» What needs to be done:
Starting at the line that contains "Type out the text in this image.", transcribe every remaining line of the entries exactly, including the last one.

* Begin Raw records *

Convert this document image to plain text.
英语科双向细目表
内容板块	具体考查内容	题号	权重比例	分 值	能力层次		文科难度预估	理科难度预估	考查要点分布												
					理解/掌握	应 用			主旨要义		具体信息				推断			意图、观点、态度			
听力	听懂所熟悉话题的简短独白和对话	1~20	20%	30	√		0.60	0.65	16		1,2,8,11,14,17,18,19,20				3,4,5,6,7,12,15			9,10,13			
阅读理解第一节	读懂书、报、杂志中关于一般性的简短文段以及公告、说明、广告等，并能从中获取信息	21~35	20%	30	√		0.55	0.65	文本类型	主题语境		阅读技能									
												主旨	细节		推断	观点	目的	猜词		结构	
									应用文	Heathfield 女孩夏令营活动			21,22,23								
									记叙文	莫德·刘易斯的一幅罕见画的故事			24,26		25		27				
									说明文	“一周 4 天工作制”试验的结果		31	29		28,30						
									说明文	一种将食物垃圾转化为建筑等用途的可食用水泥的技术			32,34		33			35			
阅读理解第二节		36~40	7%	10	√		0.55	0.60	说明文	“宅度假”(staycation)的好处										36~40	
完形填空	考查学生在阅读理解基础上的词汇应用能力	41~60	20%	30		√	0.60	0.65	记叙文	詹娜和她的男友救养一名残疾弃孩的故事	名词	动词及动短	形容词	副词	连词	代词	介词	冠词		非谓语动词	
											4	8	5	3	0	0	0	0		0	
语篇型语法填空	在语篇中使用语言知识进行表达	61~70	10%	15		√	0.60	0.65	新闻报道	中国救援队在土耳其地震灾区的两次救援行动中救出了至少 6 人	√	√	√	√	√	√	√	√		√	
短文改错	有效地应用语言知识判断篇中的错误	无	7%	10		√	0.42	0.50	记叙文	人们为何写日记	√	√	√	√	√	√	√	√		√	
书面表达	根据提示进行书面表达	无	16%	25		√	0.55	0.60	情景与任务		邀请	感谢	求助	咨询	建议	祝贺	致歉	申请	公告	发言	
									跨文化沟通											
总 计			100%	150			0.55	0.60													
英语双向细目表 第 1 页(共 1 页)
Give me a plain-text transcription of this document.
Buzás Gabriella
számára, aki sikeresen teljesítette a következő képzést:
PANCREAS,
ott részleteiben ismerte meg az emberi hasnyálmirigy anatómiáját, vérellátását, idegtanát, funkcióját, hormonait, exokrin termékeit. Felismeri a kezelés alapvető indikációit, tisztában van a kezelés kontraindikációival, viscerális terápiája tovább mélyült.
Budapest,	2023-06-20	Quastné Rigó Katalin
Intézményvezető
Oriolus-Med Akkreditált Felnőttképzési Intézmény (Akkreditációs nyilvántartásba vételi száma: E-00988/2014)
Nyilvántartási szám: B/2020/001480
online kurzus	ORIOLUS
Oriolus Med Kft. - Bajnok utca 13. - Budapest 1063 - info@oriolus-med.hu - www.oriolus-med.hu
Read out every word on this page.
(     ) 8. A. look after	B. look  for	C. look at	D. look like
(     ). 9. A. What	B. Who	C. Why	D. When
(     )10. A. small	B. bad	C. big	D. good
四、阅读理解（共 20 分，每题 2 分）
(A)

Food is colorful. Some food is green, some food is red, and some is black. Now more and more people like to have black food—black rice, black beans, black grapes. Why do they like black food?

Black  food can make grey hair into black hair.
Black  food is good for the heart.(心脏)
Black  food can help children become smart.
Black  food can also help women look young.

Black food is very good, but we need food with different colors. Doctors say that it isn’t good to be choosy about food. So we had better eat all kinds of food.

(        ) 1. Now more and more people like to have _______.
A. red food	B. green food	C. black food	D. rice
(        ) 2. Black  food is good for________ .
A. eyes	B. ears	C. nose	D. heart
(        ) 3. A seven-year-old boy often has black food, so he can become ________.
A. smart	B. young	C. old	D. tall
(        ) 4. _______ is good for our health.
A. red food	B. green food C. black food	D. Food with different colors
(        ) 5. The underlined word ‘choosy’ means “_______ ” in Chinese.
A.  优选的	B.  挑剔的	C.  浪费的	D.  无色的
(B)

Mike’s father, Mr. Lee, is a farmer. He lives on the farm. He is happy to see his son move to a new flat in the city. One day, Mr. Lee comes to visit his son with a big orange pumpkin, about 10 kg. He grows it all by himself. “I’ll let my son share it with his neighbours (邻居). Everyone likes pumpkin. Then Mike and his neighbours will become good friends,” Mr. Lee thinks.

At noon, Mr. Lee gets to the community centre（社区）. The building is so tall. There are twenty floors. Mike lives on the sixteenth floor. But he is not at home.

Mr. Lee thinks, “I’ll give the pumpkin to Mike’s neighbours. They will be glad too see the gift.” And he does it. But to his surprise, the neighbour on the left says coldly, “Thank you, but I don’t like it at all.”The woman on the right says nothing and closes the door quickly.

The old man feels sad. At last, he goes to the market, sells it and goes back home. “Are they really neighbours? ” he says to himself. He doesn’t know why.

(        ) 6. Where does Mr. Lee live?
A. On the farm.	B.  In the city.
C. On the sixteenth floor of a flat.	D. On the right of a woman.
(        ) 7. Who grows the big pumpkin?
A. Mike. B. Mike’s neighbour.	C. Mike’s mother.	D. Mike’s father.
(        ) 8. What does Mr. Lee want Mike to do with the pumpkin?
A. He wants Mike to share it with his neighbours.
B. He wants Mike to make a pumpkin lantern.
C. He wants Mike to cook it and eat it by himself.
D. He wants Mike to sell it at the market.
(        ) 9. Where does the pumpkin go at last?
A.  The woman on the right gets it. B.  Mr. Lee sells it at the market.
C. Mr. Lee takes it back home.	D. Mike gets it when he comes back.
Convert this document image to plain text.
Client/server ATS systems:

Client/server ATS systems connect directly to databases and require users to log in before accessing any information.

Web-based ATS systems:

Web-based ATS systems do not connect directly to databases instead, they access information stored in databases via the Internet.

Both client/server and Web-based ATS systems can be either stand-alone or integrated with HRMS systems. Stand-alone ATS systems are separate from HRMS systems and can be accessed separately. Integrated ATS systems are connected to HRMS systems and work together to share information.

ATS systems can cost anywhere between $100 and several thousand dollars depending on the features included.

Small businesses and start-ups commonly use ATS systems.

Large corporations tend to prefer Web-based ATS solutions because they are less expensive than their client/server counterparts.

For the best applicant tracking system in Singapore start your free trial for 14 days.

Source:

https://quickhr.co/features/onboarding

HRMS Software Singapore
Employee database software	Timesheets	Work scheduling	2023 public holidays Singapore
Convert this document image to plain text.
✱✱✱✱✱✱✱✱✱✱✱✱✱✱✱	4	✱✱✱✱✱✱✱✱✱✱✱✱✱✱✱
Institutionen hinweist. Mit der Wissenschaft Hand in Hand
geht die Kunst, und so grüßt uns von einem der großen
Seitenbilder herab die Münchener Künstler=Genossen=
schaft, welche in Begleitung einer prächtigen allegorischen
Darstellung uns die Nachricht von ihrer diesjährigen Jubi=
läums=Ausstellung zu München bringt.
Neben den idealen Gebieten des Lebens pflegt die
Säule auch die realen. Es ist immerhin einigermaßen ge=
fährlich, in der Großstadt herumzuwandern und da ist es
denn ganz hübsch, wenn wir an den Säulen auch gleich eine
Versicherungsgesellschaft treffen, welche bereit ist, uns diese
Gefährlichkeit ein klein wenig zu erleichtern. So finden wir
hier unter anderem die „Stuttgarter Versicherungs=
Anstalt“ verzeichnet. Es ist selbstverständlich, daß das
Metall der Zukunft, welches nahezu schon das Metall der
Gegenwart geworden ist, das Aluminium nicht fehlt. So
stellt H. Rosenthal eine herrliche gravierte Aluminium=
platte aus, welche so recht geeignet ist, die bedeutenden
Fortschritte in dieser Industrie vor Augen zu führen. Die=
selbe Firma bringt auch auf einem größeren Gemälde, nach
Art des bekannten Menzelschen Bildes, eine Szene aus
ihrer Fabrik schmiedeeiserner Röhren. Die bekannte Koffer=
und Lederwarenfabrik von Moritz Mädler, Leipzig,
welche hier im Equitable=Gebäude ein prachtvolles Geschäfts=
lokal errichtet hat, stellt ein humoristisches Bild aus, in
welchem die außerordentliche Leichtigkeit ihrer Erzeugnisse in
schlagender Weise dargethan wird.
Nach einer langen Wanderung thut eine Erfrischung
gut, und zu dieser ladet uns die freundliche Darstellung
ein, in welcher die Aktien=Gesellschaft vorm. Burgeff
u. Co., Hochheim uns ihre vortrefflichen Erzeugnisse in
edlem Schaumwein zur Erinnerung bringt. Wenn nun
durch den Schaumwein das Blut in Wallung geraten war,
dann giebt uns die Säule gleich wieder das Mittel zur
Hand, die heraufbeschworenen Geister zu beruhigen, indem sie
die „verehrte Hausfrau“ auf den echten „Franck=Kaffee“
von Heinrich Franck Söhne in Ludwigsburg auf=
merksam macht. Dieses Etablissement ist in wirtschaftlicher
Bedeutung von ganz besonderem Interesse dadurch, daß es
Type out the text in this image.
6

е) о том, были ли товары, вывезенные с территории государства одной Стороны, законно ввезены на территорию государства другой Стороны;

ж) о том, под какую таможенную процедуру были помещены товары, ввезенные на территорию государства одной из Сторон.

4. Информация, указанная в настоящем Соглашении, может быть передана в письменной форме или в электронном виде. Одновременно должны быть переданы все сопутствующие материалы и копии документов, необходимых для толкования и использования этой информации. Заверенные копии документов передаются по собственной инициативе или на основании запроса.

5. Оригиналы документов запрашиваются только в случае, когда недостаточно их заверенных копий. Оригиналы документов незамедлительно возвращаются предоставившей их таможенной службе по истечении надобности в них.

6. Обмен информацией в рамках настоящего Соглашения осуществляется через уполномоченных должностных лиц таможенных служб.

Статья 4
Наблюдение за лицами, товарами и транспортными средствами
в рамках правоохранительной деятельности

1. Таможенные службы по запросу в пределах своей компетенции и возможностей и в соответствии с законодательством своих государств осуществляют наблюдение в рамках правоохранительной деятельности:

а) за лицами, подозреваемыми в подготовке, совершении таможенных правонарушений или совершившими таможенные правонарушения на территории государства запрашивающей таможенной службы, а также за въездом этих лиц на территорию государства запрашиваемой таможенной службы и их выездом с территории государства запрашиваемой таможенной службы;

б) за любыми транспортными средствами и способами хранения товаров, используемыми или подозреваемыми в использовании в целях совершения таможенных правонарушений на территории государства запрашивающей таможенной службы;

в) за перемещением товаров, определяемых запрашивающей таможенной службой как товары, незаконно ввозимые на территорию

* End Raw records *

» Answer for the task:
Type out the text in this image.
6

е) о том, были ли товары, вывезенные с территории государства одной Стороны, законно ввезены на территорию государства другой Стороны;

ж) о том, под какую таможенную процедуру были помещены товары, ввезенные на территорию государства одной из Сторон.

4. Информация, указанная в настоящем Соглашении, может быть передана в письменной форме или в электронном виде. Одновременно должны быть переданы все сопутствующие материалы и копии документов, необходимых для толкования и использования этой информации. Заверенные копии документов передаются по собственной инициативе или на основании запроса.

5. Оригиналы документов запрашиваются только в случае, когда недостаточно их заверенных копий. Оригиналы документов незамедлительно возвращаются предоставившей их таможенной службе по истечении надобности в них.

6. Обмен информацией в рамках настоящего Соглашения осуществляется через уполномоченных должностных лиц таможенных служб.

Статья 4
Наблюдение за лицами, товарами и транспортными средствами
в рамках правоохранительной деятельности

1. Таможенные службы по запросу в пределах своей компетенции и возможностей и в соответствии с законодательством своих государств осуществляют наблюдение в рамках правоохранительной деятельности:

а) за лицами, подозреваемыми в подготовке, совершении таможенных правонарушений или совершившими таможенные правонарушения на территории государства запрашивающей таможенной службы, а также за въездом этих лиц на территорию государства запрашиваемой таможенной службы и их выездом с территории государства запрашиваемой таможенной службы;

б) за любыми транспортными средствами и способами хранения товаров, используемыми или подозреваемыми в использовании в целях совершения таможенных правонарушений на территории государства запрашивающей таможенной службы;

в) за перемещением товаров, определяемых запрашивающей таможенной службой как товары, незаконно ввозимые на территорию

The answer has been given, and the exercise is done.